◆ **Exercise prompt**:
Identify, in the records below, every line where the string "price" appears, and copy each such line.

◆ **Task material**:

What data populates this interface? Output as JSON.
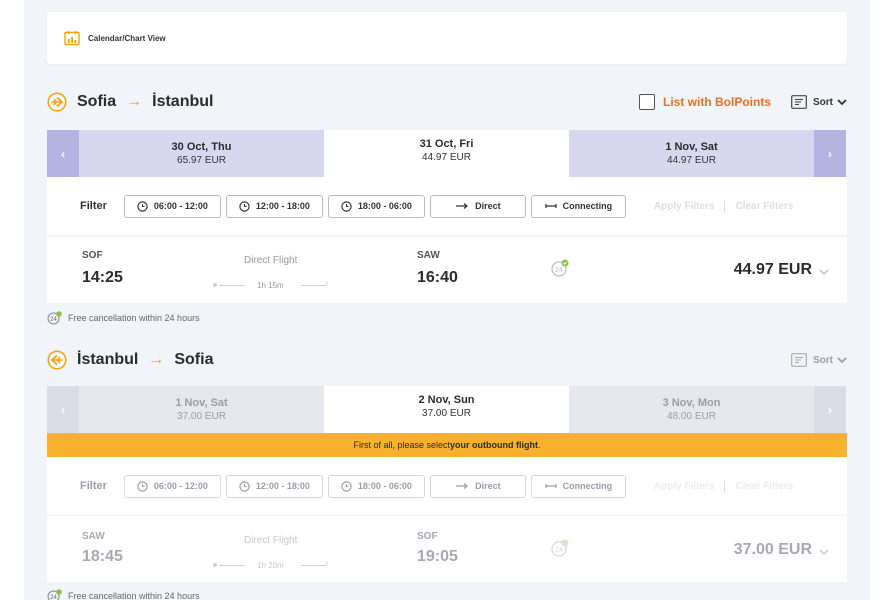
{
  "calendar_view": {
    "label": "Calendar/Chart View",
    "icon": "calendar-chart-icon"
  },
  "outbound": {
    "from": "Sofia",
    "arrow": "→",
    "to": "İstanbul",
    "list_bolpoints": "List with BolPoints",
    "sort_label": "Sort",
    "nav_prev": "‹",
    "nav_next": "›",
    "dates": [
      {
        "date": "30 Oct, Thu",
        "price": "65.97 EUR"
      },
      {
        "date": "31 Oct, Fri",
        "price": "44.97 EUR",
        "selected": true
      },
      {
        "date": "1 Nov, Sat",
        "price": "44.97 EUR"
      }
    ],
    "filter": {
      "label": "Filter",
      "times": [
        "06:00 - 12:00",
        "12:00 - 18:00",
        "18:00 - 06:00"
      ],
      "direct": "Direct",
      "connecting": "Connecting",
      "apply": "Apply Filters",
      "clear": "Clear Filters"
    },
    "flight": {
      "dep_code": "SOF",
      "dep_time": "14:25",
      "type": "Direct Flight",
      "duration": "1h 15m",
      "arr_code": "SAW",
      "arr_time": "16:40",
      "price": "44.97 EUR"
    },
    "cancellation": "Free cancellation within 24 hours"
  },
  "return": {
    "from": "İstanbul",
    "arrow": "→",
    "to": "Sofia",
    "sort_label": "Sort",
    "nav_prev": "‹",
    "nav_next": "›",
    "dates": [
      {
        "date": "1 Nov, Sat",
        "price": "37.00 EUR"
      },
      {
        "date": "2 Nov, Sun",
        "price": "37.00 EUR",
        "selected": true
      },
      {
        "date": "3 Nov, Mon",
        "price": "48.00 EUR"
      }
    ],
    "banner_prefix": "First of all, please select ",
    "banner_bold": "your outbound flight",
    "banner_suffix": ".",
    "filter": {
      "label": "Filter",
      "times": [
        "06:00 - 12:00",
        "12:00 - 18:00",
        "18:00 - 06:00"
      ],
      "direct": "Direct",
      "connecting": "Connecting",
      "apply": "Apply Filters",
      "clear": "Clear Filters"
    },
    "flight": {
      "dep_code": "SAW",
      "dep_time": "18:45",
      "type": "Direct Flight",
      "duration": "1h 20m",
      "arr_code": "SOF",
      "arr_time": "19:05",
      "price": "37.00 EUR"
    },
    "cancellation": "Free cancellation within 24 hours"
  },
  "colors": {
    "accent": "#f7a400",
    "bolpoints": "#ec6f1e",
    "date_bar": "#d8d7f0",
    "nav": "#b4b4e2",
    "banner": "#f7b12c"
  }
}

◆ **Exercise solution**:
        "price": "65.97 EUR"
        "price": "44.97 EUR",
        "price": "44.97 EUR"
      "price": "44.97 EUR"
        "price": "37.00 EUR"
        "price": "37.00 EUR",
        "price": "48.00 EUR"
      "price": "37.00 EUR"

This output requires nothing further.